What to work on
In the listing below, locate the lines bearing the word "JSON". Copy every one of them.

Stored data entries

+++

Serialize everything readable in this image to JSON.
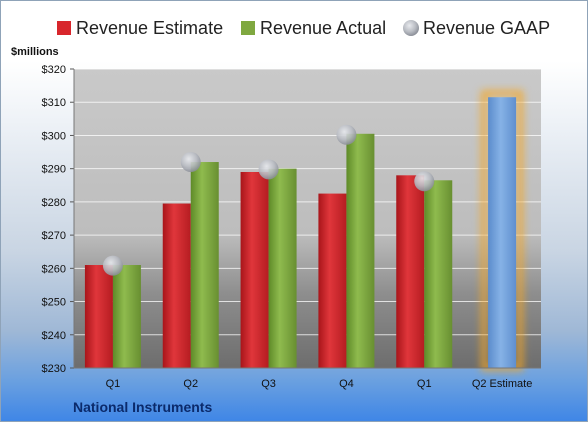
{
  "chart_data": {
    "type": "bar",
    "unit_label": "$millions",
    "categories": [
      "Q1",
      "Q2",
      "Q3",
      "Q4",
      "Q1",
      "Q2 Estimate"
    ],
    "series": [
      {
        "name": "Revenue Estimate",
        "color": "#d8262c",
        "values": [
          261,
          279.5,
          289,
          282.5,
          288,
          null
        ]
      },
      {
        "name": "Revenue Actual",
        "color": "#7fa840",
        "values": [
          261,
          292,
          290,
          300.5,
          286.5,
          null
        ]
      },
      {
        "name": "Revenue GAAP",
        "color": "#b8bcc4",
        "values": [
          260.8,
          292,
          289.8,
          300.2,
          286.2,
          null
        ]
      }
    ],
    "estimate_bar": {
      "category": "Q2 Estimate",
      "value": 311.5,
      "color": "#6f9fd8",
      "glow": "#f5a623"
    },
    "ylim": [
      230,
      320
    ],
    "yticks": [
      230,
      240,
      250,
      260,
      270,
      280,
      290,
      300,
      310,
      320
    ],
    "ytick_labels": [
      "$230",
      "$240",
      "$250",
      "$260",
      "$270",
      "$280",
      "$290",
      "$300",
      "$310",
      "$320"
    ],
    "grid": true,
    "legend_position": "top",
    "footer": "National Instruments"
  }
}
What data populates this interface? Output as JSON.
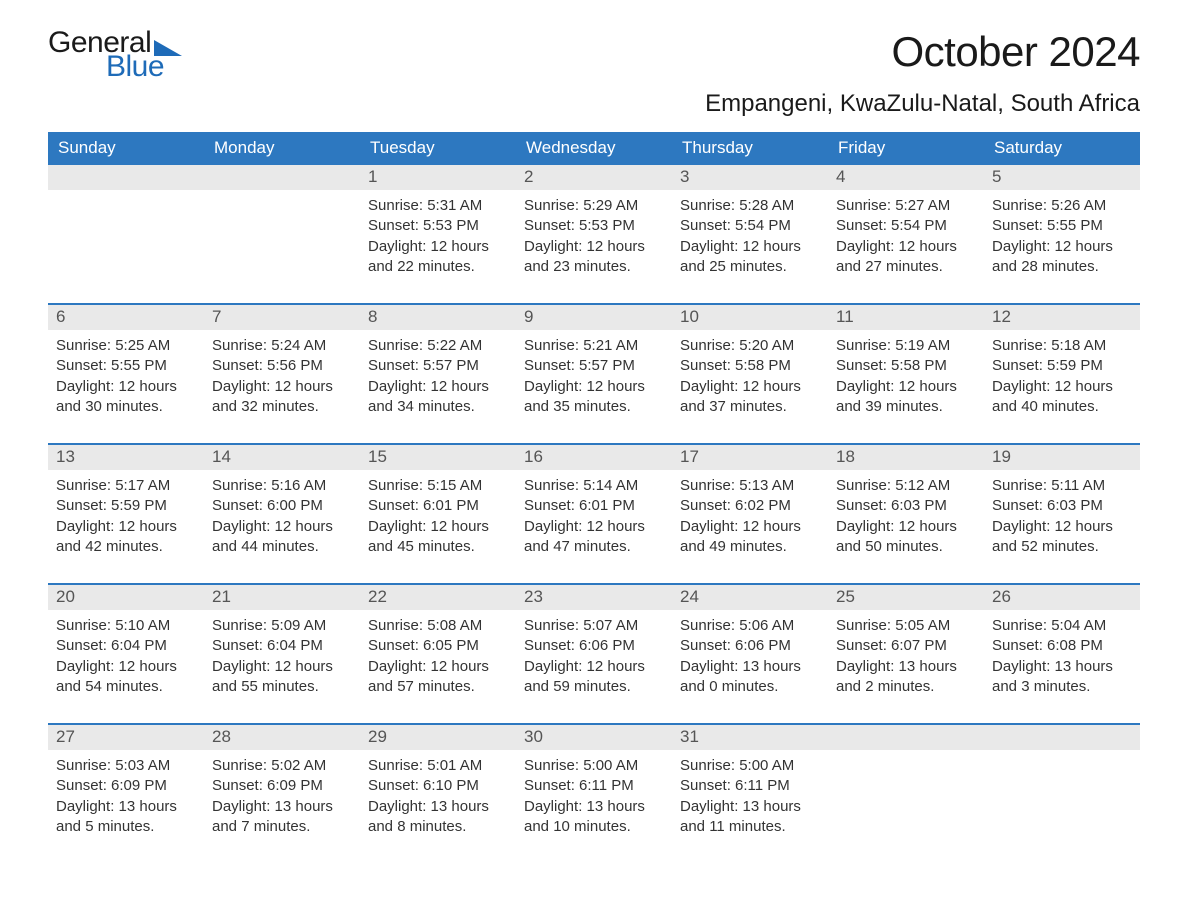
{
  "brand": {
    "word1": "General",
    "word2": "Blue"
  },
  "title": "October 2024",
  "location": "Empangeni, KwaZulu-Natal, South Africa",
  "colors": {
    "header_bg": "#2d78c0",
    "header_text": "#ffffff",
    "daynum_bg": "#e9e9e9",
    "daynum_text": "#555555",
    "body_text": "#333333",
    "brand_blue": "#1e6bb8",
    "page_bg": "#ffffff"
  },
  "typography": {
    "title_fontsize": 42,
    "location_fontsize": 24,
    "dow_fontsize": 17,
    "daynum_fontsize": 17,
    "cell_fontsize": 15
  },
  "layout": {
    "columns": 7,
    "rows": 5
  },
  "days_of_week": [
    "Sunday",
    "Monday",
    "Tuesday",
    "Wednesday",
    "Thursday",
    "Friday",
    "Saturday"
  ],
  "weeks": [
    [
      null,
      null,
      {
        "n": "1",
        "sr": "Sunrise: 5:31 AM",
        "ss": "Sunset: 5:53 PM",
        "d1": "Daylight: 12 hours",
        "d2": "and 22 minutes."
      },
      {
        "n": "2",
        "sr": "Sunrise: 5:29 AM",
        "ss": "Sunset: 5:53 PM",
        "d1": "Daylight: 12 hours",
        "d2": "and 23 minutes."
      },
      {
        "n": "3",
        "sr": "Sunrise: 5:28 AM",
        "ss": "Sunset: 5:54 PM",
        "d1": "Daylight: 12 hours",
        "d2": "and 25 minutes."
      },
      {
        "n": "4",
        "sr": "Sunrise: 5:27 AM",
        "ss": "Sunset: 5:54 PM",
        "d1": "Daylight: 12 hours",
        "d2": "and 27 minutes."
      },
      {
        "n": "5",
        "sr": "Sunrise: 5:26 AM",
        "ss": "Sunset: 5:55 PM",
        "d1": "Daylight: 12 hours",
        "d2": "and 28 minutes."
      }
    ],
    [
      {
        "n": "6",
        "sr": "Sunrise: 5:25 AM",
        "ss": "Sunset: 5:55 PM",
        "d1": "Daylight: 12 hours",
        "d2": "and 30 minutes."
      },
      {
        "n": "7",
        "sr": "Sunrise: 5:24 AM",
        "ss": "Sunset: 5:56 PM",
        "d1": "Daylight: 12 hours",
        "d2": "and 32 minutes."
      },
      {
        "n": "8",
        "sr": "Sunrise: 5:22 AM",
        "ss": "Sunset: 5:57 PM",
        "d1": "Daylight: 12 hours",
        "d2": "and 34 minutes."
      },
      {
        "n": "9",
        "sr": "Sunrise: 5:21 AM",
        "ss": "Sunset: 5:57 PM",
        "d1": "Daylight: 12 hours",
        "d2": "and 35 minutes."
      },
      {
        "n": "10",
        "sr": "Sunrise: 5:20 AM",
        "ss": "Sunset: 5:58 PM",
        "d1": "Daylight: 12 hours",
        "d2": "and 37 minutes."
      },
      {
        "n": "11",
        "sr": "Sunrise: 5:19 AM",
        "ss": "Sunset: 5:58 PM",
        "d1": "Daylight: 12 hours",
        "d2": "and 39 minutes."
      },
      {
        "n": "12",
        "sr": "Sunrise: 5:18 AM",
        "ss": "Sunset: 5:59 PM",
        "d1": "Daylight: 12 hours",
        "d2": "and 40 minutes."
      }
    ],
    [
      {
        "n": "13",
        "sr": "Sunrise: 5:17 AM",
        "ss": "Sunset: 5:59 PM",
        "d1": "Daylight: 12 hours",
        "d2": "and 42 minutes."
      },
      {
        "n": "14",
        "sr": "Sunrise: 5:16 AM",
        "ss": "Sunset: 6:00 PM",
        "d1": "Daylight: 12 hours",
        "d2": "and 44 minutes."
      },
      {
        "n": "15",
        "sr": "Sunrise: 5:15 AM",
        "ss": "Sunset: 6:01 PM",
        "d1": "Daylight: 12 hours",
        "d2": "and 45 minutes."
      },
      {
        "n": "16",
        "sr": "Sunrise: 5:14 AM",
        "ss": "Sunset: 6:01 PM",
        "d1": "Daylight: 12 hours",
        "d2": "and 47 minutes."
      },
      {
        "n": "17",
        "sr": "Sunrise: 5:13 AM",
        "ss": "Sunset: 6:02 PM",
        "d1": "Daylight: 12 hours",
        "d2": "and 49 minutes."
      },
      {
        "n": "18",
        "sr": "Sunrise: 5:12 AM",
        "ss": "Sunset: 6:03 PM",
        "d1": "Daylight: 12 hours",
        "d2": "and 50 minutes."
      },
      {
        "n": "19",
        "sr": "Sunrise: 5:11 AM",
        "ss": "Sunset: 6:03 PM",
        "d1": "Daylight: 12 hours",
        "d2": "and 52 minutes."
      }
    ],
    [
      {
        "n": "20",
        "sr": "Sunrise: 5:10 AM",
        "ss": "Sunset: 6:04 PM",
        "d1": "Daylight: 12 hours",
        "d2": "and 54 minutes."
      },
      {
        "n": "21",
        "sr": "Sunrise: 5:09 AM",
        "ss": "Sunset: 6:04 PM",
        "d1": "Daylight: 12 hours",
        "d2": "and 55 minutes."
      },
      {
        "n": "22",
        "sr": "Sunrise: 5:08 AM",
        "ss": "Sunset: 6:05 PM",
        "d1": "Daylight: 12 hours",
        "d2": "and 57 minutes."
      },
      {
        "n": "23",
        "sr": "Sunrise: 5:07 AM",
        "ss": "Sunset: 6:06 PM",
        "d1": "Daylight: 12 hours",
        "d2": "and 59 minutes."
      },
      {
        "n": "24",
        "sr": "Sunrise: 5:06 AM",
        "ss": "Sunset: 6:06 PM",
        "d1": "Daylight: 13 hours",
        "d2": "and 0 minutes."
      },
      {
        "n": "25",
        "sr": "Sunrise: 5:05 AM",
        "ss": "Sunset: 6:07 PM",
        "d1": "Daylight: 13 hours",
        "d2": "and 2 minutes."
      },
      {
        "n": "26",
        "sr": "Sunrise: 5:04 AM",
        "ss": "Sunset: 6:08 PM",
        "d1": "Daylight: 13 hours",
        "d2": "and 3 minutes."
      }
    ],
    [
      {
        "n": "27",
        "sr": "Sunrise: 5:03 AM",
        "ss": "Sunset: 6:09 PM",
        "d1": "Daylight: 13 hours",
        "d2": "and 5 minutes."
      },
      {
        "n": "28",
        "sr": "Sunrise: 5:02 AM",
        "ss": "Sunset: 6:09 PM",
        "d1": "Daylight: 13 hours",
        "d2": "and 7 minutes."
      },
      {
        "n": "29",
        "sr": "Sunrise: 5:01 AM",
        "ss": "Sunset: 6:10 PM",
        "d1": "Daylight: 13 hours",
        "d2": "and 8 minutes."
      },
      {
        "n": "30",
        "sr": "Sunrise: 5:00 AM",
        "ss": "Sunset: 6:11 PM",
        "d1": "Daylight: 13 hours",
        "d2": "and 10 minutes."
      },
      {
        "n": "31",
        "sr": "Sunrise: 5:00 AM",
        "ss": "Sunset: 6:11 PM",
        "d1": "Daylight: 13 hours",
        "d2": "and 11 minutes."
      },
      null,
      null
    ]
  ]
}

+++

Task output
Serialize everything readable in this image to JSON.
What data populates this interface? Output as JSON.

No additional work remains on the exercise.